◆ Directions for this task
Output all the material that follows, exactly as given.

◆ Extracted information
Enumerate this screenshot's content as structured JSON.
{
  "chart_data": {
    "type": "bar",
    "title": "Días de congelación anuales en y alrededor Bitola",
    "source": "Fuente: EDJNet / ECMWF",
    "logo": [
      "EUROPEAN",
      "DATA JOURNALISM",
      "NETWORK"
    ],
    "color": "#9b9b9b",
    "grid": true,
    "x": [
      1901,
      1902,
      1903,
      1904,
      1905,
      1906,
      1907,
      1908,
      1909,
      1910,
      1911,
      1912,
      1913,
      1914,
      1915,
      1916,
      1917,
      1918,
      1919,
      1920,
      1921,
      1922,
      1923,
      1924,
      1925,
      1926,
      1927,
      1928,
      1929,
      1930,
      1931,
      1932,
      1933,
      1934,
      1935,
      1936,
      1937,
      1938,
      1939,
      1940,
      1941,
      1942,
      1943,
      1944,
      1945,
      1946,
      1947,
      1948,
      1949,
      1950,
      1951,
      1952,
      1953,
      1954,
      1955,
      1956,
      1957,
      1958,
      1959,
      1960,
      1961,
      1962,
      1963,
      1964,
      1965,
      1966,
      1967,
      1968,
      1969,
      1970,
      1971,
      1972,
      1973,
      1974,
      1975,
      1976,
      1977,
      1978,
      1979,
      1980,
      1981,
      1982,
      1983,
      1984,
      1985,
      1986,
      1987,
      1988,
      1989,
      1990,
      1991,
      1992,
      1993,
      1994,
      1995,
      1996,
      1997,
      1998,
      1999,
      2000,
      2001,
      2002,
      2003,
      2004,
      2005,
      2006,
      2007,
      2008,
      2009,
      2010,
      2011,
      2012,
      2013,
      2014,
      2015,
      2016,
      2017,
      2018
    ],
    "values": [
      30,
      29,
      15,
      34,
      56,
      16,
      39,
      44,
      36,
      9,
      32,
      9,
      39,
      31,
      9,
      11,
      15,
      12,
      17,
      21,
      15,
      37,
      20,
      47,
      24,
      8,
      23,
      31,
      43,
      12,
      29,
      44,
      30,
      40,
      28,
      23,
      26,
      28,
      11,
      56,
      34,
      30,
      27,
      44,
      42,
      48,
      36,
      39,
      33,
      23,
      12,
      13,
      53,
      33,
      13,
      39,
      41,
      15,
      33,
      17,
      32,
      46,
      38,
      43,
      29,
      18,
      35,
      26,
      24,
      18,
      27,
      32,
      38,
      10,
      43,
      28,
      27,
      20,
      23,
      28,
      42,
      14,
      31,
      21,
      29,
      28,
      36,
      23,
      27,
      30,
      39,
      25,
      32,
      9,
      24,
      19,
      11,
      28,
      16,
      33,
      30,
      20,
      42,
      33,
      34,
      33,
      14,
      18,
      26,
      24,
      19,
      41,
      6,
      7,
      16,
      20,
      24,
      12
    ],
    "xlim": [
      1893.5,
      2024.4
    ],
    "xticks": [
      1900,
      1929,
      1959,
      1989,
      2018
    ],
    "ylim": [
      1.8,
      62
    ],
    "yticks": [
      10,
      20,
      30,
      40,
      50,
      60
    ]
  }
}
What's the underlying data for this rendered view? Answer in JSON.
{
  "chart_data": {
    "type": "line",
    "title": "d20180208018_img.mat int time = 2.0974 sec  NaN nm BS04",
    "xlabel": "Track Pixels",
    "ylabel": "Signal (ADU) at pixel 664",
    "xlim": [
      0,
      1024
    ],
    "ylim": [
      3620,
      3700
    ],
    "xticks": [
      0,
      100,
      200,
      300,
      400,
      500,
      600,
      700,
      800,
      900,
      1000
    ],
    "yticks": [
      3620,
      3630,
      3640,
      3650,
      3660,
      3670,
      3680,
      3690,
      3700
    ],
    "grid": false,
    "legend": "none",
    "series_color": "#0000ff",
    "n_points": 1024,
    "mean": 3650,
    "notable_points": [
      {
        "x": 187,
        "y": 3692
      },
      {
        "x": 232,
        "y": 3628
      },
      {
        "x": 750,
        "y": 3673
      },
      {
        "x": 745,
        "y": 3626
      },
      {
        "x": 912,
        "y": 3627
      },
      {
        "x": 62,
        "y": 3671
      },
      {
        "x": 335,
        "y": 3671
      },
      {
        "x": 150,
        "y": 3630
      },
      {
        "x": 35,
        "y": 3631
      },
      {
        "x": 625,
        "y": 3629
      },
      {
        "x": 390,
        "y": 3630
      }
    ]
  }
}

◆ Completed exercise
Enumerate this screenshot's content as structured JSON.
{
  "chart_data": {
    "type": "bar",
    "title": "Días de congelación anuales en y alrededor Bitola",
    "source": "Fuente: EDJNet / ECMWF",
    "logo": [
      "EUROPEAN",
      "DATA JOURNALISM",
      "NETWORK"
    ],
    "color": "#9b9b9b",
    "grid": true,
    "x": [
      1901,
      1902,
      1903,
      1904,
      1905,
      1906,
      1907,
      1908,
      1909,
      1910,
      1911,
      1912,
      1913,
      1914,
      1915,
      1916,
      1917,
      1918,
      1919,
      1920,
      1921,
      1922,
      1923,
      1924,
      1925,
      1926,
      1927,
      1928,
      1929,
      1930,
      1931,
      1932,
      1933,
      1934,
      1935,
      1936,
      1937,
      1938,
      1939,
      1940,
      1941,
      1942,
      1943,
      1944,
      1945,
      1946,
      1947,
      1948,
      1949,
      1950,
      1951,
      1952,
      1953,
      1954,
      1955,
      1956,
      1957,
      1958,
      1959,
      1960,
      1961,
      1962,
      1963,
      1964,
      1965,
      1966,
      1967,
      1968,
      1969,
      1970,
      1971,
      1972,
      1973,
      1974,
      1975,
      1976,
      1977,
      1978,
      1979,
      1980,
      1981,
      1982,
      1983,
      1984,
      1985,
      1986,
      1987,
      1988,
      1989,
      1990,
      1991,
      1992,
      1993,
      1994,
      1995,
      1996,
      1997,
      1998,
      1999,
      2000,
      2001,
      2002,
      2003,
      2004,
      2005,
      2006,
      2007,
      2008,
      2009,
      2010,
      2011,
      2012,
      2013,
      2014,
      2015,
      2016,
      2017,
      2018
    ],
    "values": [
      30,
      29,
      15,
      34,
      56,
      16,
      39,
      44,
      36,
      9,
      32,
      9,
      39,
      31,
      9,
      11,
      15,
      12,
      17,
      21,
      15,
      37,
      20,
      47,
      24,
      8,
      23,
      31,
      43,
      12,
      29,
      44,
      30,
      40,
      28,
      23,
      26,
      28,
      11,
      56,
      34,
      30,
      27,
      44,
      42,
      48,
      36,
      39,
      33,
      23,
      12,
      13,
      53,
      33,
      13,
      39,
      41,
      15,
      33,
      17,
      32,
      46,
      38,
      43,
      29,
      18,
      35,
      26,
      24,
      18,
      27,
      32,
      38,
      10,
      43,
      28,
      27,
      20,
      23,
      28,
      42,
      14,
      31,
      21,
      29,
      28,
      36,
      23,
      27,
      30,
      39,
      25,
      32,
      9,
      24,
      19,
      11,
      28,
      16,
      33,
      30,
      20,
      42,
      33,
      34,
      33,
      14,
      18,
      26,
      24,
      19,
      41,
      6,
      7,
      16,
      20,
      24,
      12
    ],
    "xlim": [
      1893.5,
      2024.4
    ],
    "xticks": [
      1900,
      1929,
      1959,
      1989,
      2018
    ],
    "ylim": [
      1.8,
      62
    ],
    "yticks": [
      10,
      20,
      30,
      40,
      50,
      60
    ]
  }
}
What's the underlying data for this rendered view? Answer in JSON.
{
  "chart_data": {
    "type": "line",
    "title": "d20180208018_img.mat int time = 2.0974 sec  NaN nm BS04",
    "xlabel": "Track Pixels",
    "ylabel": "Signal (ADU) at pixel 664",
    "xlim": [
      0,
      1024
    ],
    "ylim": [
      3620,
      3700
    ],
    "xticks": [
      0,
      100,
      200,
      300,
      400,
      500,
      600,
      700,
      800,
      900,
      1000
    ],
    "yticks": [
      3620,
      3630,
      3640,
      3650,
      3660,
      3670,
      3680,
      3690,
      3700
    ],
    "grid": false,
    "legend": "none",
    "series_color": "#0000ff",
    "n_points": 1024,
    "mean": 3650,
    "notable_points": [
      {
        "x": 187,
        "y": 3692
      },
      {
        "x": 232,
        "y": 3628
      },
      {
        "x": 750,
        "y": 3673
      },
      {
        "x": 745,
        "y": 3626
      },
      {
        "x": 912,
        "y": 3627
      },
      {
        "x": 62,
        "y": 3671
      },
      {
        "x": 335,
        "y": 3671
      },
      {
        "x": 150,
        "y": 3630
      },
      {
        "x": 35,
        "y": 3631
      },
      {
        "x": 625,
        "y": 3629
      },
      {
        "x": 390,
        "y": 3630
      }
    ]
  }
}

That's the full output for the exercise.